[Source records]
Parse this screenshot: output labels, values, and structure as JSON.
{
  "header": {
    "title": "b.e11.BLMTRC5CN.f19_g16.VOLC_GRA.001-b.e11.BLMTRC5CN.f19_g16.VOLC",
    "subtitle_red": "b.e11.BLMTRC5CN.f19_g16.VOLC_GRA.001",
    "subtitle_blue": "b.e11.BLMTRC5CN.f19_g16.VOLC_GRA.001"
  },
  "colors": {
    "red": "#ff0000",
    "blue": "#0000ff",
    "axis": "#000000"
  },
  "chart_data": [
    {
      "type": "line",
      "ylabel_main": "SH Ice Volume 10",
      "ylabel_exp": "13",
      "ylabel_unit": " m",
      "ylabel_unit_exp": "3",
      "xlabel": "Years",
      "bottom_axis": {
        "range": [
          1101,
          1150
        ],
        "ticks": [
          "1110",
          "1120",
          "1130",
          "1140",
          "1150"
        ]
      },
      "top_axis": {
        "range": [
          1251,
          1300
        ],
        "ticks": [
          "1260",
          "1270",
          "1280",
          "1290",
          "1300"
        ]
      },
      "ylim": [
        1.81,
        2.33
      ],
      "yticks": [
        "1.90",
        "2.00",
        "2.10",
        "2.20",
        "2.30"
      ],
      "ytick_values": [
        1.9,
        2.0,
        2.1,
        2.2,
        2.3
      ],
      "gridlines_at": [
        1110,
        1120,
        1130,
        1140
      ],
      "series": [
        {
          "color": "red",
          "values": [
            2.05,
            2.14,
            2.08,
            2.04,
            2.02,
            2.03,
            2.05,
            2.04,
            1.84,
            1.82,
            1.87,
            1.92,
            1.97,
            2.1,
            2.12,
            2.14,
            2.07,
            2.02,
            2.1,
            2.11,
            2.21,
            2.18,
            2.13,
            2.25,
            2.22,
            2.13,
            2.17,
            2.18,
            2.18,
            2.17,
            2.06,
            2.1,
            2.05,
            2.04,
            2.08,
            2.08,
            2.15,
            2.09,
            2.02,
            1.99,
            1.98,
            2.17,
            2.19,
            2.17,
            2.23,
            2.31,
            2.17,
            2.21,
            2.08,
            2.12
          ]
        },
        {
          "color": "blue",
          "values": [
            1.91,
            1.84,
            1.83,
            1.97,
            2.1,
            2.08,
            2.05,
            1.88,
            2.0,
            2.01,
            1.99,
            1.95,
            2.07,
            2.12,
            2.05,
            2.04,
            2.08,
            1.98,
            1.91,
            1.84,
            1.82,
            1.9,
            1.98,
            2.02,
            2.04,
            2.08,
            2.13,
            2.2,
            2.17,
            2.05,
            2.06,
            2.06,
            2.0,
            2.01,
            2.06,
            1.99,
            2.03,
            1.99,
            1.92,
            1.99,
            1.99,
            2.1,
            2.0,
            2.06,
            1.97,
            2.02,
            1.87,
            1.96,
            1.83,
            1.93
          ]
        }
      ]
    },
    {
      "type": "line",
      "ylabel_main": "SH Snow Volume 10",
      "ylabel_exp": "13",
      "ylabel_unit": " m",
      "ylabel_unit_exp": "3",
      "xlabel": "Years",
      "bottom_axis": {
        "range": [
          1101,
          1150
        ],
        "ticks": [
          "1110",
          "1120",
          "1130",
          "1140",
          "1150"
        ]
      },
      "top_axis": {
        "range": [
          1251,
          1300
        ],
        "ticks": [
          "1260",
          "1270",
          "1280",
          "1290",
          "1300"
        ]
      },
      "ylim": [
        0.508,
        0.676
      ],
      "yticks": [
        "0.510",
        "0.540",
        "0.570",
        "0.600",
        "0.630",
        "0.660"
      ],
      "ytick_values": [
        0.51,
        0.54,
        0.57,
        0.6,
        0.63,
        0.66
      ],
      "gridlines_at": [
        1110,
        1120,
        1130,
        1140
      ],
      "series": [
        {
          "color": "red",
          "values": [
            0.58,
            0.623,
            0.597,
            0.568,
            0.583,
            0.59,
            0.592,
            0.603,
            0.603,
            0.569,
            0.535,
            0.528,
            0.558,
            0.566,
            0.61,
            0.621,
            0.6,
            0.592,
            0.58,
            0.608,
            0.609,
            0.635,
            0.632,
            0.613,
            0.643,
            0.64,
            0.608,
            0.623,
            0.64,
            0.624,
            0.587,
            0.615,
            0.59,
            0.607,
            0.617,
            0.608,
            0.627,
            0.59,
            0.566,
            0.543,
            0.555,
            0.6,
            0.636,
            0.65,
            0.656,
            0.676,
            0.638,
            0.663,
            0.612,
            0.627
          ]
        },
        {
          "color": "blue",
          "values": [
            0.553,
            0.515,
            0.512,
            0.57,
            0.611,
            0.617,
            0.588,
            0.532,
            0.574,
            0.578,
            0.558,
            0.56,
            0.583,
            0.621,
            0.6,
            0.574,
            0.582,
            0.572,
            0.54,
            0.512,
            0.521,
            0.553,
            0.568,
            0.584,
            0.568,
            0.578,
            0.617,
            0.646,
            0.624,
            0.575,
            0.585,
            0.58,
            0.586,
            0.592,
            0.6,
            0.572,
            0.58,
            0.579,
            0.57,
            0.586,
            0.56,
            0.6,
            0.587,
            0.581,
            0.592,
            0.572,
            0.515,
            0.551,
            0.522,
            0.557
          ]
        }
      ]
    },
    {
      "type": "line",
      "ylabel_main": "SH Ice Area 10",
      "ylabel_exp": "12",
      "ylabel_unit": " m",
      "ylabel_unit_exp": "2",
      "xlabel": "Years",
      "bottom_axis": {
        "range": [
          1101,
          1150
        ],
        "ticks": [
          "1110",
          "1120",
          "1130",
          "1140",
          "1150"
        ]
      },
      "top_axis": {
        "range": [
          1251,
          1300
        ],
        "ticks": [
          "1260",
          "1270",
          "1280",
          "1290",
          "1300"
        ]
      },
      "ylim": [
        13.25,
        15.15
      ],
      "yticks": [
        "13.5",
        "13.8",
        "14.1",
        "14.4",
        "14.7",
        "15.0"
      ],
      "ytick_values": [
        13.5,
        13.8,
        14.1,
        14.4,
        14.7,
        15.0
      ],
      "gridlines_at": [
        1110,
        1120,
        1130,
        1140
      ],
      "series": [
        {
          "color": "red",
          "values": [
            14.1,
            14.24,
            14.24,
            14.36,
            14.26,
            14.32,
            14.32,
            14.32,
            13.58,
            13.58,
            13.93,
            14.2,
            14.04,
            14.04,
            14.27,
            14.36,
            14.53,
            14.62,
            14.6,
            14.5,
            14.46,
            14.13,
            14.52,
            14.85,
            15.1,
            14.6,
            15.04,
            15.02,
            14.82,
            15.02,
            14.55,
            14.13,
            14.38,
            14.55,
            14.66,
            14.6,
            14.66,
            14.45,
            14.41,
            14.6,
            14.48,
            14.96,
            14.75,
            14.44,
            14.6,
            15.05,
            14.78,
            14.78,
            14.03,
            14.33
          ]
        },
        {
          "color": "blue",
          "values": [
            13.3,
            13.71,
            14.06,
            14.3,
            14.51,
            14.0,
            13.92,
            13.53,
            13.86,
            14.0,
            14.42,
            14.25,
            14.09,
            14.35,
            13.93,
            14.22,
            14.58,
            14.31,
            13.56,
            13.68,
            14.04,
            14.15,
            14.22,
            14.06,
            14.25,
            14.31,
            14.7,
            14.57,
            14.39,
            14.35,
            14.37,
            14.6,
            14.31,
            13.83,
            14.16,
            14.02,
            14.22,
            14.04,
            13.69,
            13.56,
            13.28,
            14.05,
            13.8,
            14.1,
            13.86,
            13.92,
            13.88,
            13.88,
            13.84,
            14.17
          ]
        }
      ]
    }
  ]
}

Written exercise — Write the listing out again, exactly as shown above.

Solution to this task —
Parse this screenshot: output labels, values, and structure as JSON.
{
  "header": {
    "title": "b.e11.BLMTRC5CN.f19_g16.VOLC_GRA.001-b.e11.BLMTRC5CN.f19_g16.VOLC",
    "subtitle_red": "b.e11.BLMTRC5CN.f19_g16.VOLC_GRA.001",
    "subtitle_blue": "b.e11.BLMTRC5CN.f19_g16.VOLC_GRA.001"
  },
  "colors": {
    "red": "#ff0000",
    "blue": "#0000ff",
    "axis": "#000000"
  },
  "chart_data": [
    {
      "type": "line",
      "ylabel_main": "SH Ice Volume 10",
      "ylabel_exp": "13",
      "ylabel_unit": " m",
      "ylabel_unit_exp": "3",
      "xlabel": "Years",
      "bottom_axis": {
        "range": [
          1101,
          1150
        ],
        "ticks": [
          "1110",
          "1120",
          "1130",
          "1140",
          "1150"
        ]
      },
      "top_axis": {
        "range": [
          1251,
          1300
        ],
        "ticks": [
          "1260",
          "1270",
          "1280",
          "1290",
          "1300"
        ]
      },
      "ylim": [
        1.81,
        2.33
      ],
      "yticks": [
        "1.90",
        "2.00",
        "2.10",
        "2.20",
        "2.30"
      ],
      "ytick_values": [
        1.9,
        2.0,
        2.1,
        2.2,
        2.3
      ],
      "gridlines_at": [
        1110,
        1120,
        1130,
        1140
      ],
      "series": [
        {
          "color": "red",
          "values": [
            2.05,
            2.14,
            2.08,
            2.04,
            2.02,
            2.03,
            2.05,
            2.04,
            1.84,
            1.82,
            1.87,
            1.92,
            1.97,
            2.1,
            2.12,
            2.14,
            2.07,
            2.02,
            2.1,
            2.11,
            2.21,
            2.18,
            2.13,
            2.25,
            2.22,
            2.13,
            2.17,
            2.18,
            2.18,
            2.17,
            2.06,
            2.1,
            2.05,
            2.04,
            2.08,
            2.08,
            2.15,
            2.09,
            2.02,
            1.99,
            1.98,
            2.17,
            2.19,
            2.17,
            2.23,
            2.31,
            2.17,
            2.21,
            2.08,
            2.12
          ]
        },
        {
          "color": "blue",
          "values": [
            1.91,
            1.84,
            1.83,
            1.97,
            2.1,
            2.08,
            2.05,
            1.88,
            2.0,
            2.01,
            1.99,
            1.95,
            2.07,
            2.12,
            2.05,
            2.04,
            2.08,
            1.98,
            1.91,
            1.84,
            1.82,
            1.9,
            1.98,
            2.02,
            2.04,
            2.08,
            2.13,
            2.2,
            2.17,
            2.05,
            2.06,
            2.06,
            2.0,
            2.01,
            2.06,
            1.99,
            2.03,
            1.99,
            1.92,
            1.99,
            1.99,
            2.1,
            2.0,
            2.06,
            1.97,
            2.02,
            1.87,
            1.96,
            1.83,
            1.93
          ]
        }
      ]
    },
    {
      "type": "line",
      "ylabel_main": "SH Snow Volume 10",
      "ylabel_exp": "13",
      "ylabel_unit": " m",
      "ylabel_unit_exp": "3",
      "xlabel": "Years",
      "bottom_axis": {
        "range": [
          1101,
          1150
        ],
        "ticks": [
          "1110",
          "1120",
          "1130",
          "1140",
          "1150"
        ]
      },
      "top_axis": {
        "range": [
          1251,
          1300
        ],
        "ticks": [
          "1260",
          "1270",
          "1280",
          "1290",
          "1300"
        ]
      },
      "ylim": [
        0.508,
        0.676
      ],
      "yticks": [
        "0.510",
        "0.540",
        "0.570",
        "0.600",
        "0.630",
        "0.660"
      ],
      "ytick_values": [
        0.51,
        0.54,
        0.57,
        0.6,
        0.63,
        0.66
      ],
      "gridlines_at": [
        1110,
        1120,
        1130,
        1140
      ],
      "series": [
        {
          "color": "red",
          "values": [
            0.58,
            0.623,
            0.597,
            0.568,
            0.583,
            0.59,
            0.592,
            0.603,
            0.603,
            0.569,
            0.535,
            0.528,
            0.558,
            0.566,
            0.61,
            0.621,
            0.6,
            0.592,
            0.58,
            0.608,
            0.609,
            0.635,
            0.632,
            0.613,
            0.643,
            0.64,
            0.608,
            0.623,
            0.64,
            0.624,
            0.587,
            0.615,
            0.59,
            0.607,
            0.617,
            0.608,
            0.627,
            0.59,
            0.566,
            0.543,
            0.555,
            0.6,
            0.636,
            0.65,
            0.656,
            0.676,
            0.638,
            0.663,
            0.612,
            0.627
          ]
        },
        {
          "color": "blue",
          "values": [
            0.553,
            0.515,
            0.512,
            0.57,
            0.611,
            0.617,
            0.588,
            0.532,
            0.574,
            0.578,
            0.558,
            0.56,
            0.583,
            0.621,
            0.6,
            0.574,
            0.582,
            0.572,
            0.54,
            0.512,
            0.521,
            0.553,
            0.568,
            0.584,
            0.568,
            0.578,
            0.617,
            0.646,
            0.624,
            0.575,
            0.585,
            0.58,
            0.586,
            0.592,
            0.6,
            0.572,
            0.58,
            0.579,
            0.57,
            0.586,
            0.56,
            0.6,
            0.587,
            0.581,
            0.592,
            0.572,
            0.515,
            0.551,
            0.522,
            0.557
          ]
        }
      ]
    },
    {
      "type": "line",
      "ylabel_main": "SH Ice Area 10",
      "ylabel_exp": "12",
      "ylabel_unit": " m",
      "ylabel_unit_exp": "2",
      "xlabel": "Years",
      "bottom_axis": {
        "range": [
          1101,
          1150
        ],
        "ticks": [
          "1110",
          "1120",
          "1130",
          "1140",
          "1150"
        ]
      },
      "top_axis": {
        "range": [
          1251,
          1300
        ],
        "ticks": [
          "1260",
          "1270",
          "1280",
          "1290",
          "1300"
        ]
      },
      "ylim": [
        13.25,
        15.15
      ],
      "yticks": [
        "13.5",
        "13.8",
        "14.1",
        "14.4",
        "14.7",
        "15.0"
      ],
      "ytick_values": [
        13.5,
        13.8,
        14.1,
        14.4,
        14.7,
        15.0
      ],
      "gridlines_at": [
        1110,
        1120,
        1130,
        1140
      ],
      "series": [
        {
          "color": "red",
          "values": [
            14.1,
            14.24,
            14.24,
            14.36,
            14.26,
            14.32,
            14.32,
            14.32,
            13.58,
            13.58,
            13.93,
            14.2,
            14.04,
            14.04,
            14.27,
            14.36,
            14.53,
            14.62,
            14.6,
            14.5,
            14.46,
            14.13,
            14.52,
            14.85,
            15.1,
            14.6,
            15.04,
            15.02,
            14.82,
            15.02,
            14.55,
            14.13,
            14.38,
            14.55,
            14.66,
            14.6,
            14.66,
            14.45,
            14.41,
            14.6,
            14.48,
            14.96,
            14.75,
            14.44,
            14.6,
            15.05,
            14.78,
            14.78,
            14.03,
            14.33
          ]
        },
        {
          "color": "blue",
          "values": [
            13.3,
            13.71,
            14.06,
            14.3,
            14.51,
            14.0,
            13.92,
            13.53,
            13.86,
            14.0,
            14.42,
            14.25,
            14.09,
            14.35,
            13.93,
            14.22,
            14.58,
            14.31,
            13.56,
            13.68,
            14.04,
            14.15,
            14.22,
            14.06,
            14.25,
            14.31,
            14.7,
            14.57,
            14.39,
            14.35,
            14.37,
            14.6,
            14.31,
            13.83,
            14.16,
            14.02,
            14.22,
            14.04,
            13.69,
            13.56,
            13.28,
            14.05,
            13.8,
            14.1,
            13.86,
            13.92,
            13.88,
            13.88,
            13.84,
            14.17
          ]
        }
      ]
    }
  ]
}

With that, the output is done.